▶ Set exercise
Write out each line that follows exactly as it stands, without the pictures.

====== Provided material ======

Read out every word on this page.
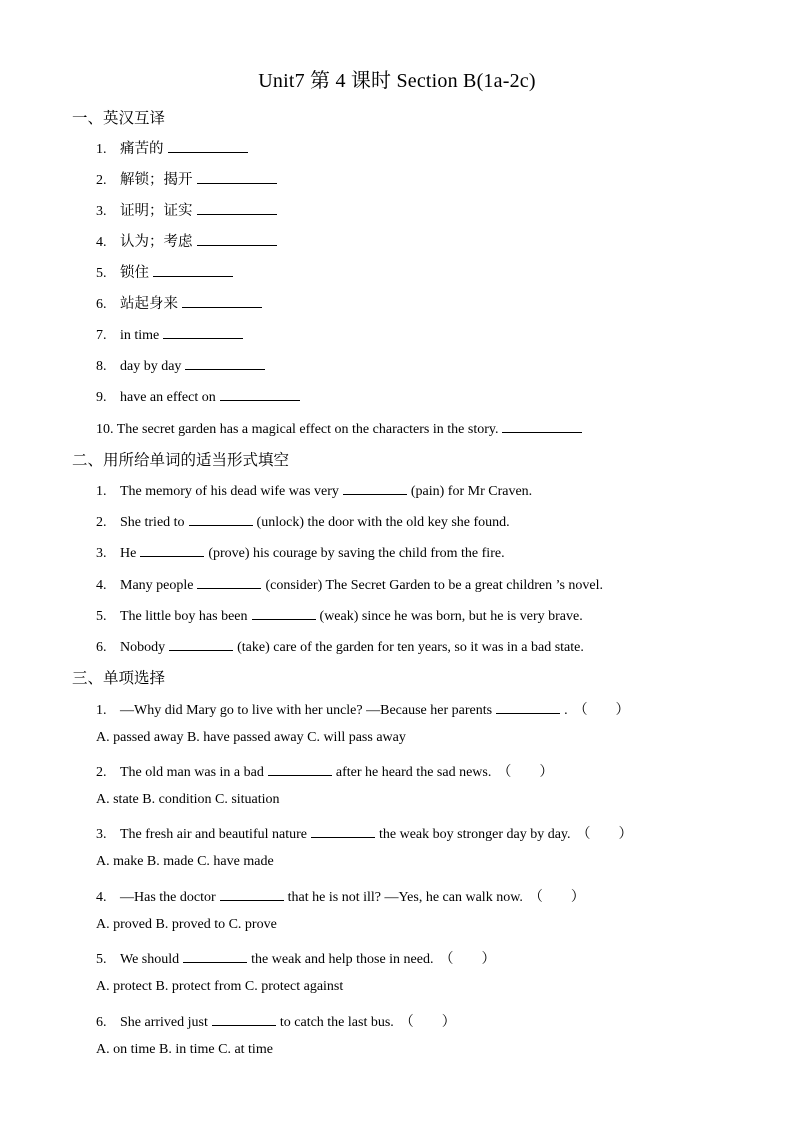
Unit7 第 4 课时 Section B(1a-2c)
一、英汉互译
1. 痛苦的
2. 解锁；揭开
3. 证明；证实
4. 认为；考虑
5. 锁住
6. 站起身来
7. in time
8. day by day
9. have an effect on
10. The secret garden has a magical effect on the characters in the story.
二、用所给单词的适当形式填空
1. The memory of his dead wife was very	(pain) for Mr Craven.
2. She tried to	(unlock) the door with the old key she found.
3. He	(prove) his courage by saving the child from the fire.
4. Many people	(consider) The Secret Garden to be a great children ’s novel.
5. The little boy has been	(weak) since he was born, but he is very brave.
6. Nobody	(take) care of the garden for ten years, so it was in a bad state.
三、单项选择
1. —Why did Mary go to live with her uncle? —Because her parents	. （　　）
A. passed away B. have passed away C. will pass away
2. The old man was in a bad	after he heard the sad news. （　　）
A. state B. condition C. situation
3. The fresh air and beautiful nature	the weak boy stronger day by day. （　　）
A. make B. made C. have made
4. —Has the doctor	that he is not ill? —Yes, he can walk now. （　　）
A. proved B. proved to C. prove
5. We should	the weak and help those in need. （　　）
A. protect B. protect from C. protect against
6. She arrived just	to catch the last bus. （　　）
A. on time B. in time C. at time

======

▶ Answer to this exercise
Read out every word on this page.
Unit7 第 4 课时 Section B(1a-2c)
一、英汉互译
1. 痛苦的
2. 解锁；揭开
3. 证明；证实
4. 认为；考虑
5. 锁住
6. 站起身来
7. in time
8. day by day
9. have an effect on
10. The secret garden has a magical effect on the characters in the story.
二、用所给单词的适当形式填空
1. The memory of his dead wife was very	(pain) for Mr Craven.
2. She tried to	(unlock) the door with the old key she found.
3. He	(prove) his courage by saving the child from the fire.
4. Many people	(consider) The Secret Garden to be a great children ’s novel.
5. The little boy has been	(weak) since he was born, but he is very brave.
6. Nobody	(take) care of the garden for ten years, so it was in a bad state.
三、单项选择
1. —Why did Mary go to live with her uncle? —Because her parents	. （　　）
A. passed away B. have passed away C. will pass away
2. The old man was in a bad	after he heard the sad news. （　　）
A. state B. condition C. situation
3. The fresh air and beautiful nature	the weak boy stronger day by day. （　　）
A. make B. made C. have made
4. —Has the doctor	that he is not ill? —Yes, he can walk now. （　　）
A. proved B. proved to C. prove
5. We should	the weak and help those in need. （　　）
A. protect B. protect from C. protect against
6. She arrived just	to catch the last bus. （　　）
A. on time B. in time C. at time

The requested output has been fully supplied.